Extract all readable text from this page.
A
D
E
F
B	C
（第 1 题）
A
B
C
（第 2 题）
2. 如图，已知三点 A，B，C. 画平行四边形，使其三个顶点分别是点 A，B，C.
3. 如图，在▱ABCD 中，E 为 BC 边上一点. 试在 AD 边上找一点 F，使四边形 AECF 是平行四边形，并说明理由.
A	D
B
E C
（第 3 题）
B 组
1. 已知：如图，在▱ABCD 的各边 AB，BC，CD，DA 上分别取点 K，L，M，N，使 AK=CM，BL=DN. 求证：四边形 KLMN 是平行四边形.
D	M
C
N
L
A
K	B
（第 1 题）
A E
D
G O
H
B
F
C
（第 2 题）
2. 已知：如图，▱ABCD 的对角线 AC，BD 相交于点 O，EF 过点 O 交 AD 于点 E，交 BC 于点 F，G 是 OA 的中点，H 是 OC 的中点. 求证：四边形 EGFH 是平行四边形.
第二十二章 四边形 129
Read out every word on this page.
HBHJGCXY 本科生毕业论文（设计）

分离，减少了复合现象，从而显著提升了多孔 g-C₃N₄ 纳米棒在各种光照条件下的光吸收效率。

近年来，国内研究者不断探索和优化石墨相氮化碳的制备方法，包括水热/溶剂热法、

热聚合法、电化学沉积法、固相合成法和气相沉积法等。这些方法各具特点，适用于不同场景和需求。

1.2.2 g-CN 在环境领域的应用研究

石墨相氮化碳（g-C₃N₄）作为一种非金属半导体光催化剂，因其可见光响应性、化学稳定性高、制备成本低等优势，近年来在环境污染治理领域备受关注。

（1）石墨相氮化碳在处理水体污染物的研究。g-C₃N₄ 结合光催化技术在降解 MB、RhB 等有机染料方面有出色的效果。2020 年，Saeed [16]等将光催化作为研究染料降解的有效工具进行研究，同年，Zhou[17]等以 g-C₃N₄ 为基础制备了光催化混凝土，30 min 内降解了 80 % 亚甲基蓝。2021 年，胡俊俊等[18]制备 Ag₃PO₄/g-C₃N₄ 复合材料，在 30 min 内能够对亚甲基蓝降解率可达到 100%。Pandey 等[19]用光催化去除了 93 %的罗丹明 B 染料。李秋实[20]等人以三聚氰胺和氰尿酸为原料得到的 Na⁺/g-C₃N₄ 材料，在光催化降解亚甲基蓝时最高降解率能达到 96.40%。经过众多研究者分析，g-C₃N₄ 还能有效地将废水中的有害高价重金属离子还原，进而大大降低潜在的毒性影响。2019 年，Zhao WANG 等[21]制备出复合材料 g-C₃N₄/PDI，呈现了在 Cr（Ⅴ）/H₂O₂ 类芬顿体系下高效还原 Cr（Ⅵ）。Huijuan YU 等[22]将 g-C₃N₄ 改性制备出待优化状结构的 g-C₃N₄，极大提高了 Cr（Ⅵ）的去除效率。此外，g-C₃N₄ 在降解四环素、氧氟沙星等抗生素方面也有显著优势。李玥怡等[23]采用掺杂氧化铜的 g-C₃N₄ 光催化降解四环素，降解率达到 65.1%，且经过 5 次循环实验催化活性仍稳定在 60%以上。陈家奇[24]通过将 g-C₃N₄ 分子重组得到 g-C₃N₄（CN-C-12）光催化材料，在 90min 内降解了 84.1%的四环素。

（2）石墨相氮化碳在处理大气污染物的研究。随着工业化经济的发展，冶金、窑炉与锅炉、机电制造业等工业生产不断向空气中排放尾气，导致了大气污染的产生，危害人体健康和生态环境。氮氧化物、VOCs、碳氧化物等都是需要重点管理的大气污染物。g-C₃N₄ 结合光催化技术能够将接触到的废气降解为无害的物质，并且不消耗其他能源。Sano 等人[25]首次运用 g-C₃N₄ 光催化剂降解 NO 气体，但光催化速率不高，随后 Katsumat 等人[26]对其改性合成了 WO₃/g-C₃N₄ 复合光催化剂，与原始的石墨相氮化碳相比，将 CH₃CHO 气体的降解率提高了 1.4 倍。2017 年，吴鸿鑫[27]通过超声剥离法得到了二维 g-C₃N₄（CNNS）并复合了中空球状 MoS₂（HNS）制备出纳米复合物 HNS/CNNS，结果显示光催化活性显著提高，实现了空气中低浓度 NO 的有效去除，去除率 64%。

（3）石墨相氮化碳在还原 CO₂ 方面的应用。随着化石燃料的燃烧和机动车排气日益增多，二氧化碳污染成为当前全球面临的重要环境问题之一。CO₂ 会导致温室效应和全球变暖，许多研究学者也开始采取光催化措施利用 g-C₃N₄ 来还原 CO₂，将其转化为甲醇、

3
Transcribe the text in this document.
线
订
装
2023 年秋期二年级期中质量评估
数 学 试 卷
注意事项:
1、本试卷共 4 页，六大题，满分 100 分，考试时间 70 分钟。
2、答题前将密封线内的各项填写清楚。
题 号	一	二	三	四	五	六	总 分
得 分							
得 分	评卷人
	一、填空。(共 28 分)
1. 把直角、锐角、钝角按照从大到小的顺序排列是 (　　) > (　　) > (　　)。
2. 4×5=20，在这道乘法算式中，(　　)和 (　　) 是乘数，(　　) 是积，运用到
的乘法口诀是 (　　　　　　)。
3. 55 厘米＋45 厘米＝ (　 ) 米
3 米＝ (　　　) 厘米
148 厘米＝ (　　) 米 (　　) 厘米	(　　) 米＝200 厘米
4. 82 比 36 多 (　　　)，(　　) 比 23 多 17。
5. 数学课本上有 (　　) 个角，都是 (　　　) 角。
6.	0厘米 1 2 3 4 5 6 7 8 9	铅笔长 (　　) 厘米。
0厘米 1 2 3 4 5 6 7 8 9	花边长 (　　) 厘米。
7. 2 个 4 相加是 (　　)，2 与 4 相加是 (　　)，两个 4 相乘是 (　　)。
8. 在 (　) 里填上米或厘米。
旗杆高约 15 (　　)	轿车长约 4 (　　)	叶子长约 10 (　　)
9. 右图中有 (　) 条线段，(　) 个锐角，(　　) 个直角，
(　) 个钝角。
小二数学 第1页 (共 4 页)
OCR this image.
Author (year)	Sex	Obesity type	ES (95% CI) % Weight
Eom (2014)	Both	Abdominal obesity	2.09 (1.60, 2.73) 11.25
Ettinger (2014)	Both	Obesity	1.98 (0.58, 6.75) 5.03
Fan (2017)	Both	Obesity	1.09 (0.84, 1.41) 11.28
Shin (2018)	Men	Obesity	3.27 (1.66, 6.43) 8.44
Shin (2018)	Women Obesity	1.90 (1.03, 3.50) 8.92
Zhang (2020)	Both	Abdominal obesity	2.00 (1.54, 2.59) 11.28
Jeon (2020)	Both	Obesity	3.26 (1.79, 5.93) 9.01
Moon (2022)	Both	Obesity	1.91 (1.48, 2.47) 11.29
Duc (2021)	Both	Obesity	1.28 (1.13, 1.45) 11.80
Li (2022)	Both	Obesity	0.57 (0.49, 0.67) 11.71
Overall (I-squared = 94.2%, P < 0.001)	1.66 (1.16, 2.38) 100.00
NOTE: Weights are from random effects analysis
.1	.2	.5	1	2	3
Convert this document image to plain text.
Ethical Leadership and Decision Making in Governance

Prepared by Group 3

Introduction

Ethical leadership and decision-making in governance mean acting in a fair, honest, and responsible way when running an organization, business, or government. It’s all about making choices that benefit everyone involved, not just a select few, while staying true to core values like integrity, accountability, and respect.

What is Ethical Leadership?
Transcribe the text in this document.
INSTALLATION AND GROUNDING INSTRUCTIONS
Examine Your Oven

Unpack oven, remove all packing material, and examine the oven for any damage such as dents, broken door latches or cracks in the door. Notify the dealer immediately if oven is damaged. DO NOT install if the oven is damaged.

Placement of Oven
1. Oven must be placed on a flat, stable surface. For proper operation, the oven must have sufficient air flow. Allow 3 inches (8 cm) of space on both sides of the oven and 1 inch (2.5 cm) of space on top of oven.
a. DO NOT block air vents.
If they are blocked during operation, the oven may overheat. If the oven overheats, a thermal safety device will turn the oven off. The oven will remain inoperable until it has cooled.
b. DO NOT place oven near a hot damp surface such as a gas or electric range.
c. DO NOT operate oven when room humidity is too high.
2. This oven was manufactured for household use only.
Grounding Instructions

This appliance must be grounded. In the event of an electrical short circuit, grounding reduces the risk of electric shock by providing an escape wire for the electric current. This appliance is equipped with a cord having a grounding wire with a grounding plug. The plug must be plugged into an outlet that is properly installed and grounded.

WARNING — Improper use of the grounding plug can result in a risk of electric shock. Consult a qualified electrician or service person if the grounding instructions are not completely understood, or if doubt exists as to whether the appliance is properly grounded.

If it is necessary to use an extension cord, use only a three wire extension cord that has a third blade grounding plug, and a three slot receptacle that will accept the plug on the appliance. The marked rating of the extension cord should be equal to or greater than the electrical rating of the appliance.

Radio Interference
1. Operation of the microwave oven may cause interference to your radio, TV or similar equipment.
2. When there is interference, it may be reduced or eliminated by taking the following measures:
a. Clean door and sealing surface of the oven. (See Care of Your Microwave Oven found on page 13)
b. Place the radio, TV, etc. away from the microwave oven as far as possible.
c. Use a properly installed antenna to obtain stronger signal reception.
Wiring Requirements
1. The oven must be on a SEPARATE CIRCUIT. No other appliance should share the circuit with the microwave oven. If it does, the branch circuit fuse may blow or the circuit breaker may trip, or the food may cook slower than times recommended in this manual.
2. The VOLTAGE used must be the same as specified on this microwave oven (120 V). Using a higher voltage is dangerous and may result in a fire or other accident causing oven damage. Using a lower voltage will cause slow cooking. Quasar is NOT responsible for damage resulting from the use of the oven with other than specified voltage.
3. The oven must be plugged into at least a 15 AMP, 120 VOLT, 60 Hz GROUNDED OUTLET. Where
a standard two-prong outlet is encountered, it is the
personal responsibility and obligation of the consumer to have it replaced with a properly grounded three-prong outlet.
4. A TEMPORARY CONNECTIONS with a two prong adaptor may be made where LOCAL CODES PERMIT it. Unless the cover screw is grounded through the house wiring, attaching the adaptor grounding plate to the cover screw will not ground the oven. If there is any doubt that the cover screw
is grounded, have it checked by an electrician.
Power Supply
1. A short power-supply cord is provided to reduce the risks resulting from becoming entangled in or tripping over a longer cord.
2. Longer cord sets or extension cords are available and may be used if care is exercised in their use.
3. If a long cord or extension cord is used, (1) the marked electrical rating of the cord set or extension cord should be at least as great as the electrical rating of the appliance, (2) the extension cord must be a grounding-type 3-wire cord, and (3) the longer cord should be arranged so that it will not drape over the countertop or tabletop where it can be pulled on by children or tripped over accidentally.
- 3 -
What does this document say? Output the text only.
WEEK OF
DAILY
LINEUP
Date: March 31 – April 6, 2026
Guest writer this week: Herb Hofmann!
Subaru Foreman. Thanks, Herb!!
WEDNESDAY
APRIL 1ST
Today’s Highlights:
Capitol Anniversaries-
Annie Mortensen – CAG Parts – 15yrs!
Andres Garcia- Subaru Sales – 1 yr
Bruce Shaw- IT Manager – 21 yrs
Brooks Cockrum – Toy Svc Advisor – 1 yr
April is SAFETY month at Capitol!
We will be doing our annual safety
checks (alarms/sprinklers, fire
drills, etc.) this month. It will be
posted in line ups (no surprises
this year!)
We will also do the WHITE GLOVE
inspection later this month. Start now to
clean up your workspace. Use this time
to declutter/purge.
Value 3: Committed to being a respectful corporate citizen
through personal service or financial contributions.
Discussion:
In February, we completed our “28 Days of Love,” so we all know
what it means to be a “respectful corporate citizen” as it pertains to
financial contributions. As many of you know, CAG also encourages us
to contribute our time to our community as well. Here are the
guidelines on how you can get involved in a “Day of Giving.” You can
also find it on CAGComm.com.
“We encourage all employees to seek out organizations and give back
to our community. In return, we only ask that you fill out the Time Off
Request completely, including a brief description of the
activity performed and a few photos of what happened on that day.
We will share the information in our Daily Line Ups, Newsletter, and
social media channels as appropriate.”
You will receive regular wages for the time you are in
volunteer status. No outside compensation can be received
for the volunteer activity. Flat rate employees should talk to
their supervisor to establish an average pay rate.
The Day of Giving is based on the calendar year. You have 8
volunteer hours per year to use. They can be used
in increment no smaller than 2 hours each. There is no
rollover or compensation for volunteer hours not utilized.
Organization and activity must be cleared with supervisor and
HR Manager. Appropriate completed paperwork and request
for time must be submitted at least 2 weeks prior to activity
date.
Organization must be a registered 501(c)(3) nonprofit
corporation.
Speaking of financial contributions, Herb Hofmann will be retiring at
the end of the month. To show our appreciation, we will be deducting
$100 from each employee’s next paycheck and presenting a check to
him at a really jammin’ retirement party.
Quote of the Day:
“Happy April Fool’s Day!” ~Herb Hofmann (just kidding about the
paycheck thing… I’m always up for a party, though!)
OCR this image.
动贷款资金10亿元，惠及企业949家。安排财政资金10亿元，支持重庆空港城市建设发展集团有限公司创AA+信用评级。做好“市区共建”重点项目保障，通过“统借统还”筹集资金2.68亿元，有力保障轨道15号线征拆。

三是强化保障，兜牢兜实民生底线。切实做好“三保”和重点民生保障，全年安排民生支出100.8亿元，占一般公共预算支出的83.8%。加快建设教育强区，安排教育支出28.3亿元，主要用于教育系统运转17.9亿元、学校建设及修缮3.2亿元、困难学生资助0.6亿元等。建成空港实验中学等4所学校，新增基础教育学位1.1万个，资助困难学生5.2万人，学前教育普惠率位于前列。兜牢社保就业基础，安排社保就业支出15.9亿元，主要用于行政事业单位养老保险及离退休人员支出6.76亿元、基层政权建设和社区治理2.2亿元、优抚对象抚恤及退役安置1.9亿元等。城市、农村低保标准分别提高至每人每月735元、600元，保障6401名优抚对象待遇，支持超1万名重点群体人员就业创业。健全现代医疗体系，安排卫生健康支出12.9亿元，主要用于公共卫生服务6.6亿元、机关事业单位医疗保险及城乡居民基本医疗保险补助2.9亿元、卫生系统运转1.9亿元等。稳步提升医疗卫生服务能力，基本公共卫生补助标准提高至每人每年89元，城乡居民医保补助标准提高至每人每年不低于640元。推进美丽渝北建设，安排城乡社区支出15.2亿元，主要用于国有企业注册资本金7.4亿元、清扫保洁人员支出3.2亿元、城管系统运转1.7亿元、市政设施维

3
=-=-=-=-=
*Task to complete*.
Out of the material above, gather each line where "involved" appears.

*Result*.
Ethical leadership and decision-making in governance mean acting in a fair, honest, and responsible way when running an organization, business, or government. It’s all about making choices that benefit everyone involved, not just a select few, while staying true to core values like integrity, accountability, and respect.
guidelines on how you can get involved in a “Day of Giving.” You can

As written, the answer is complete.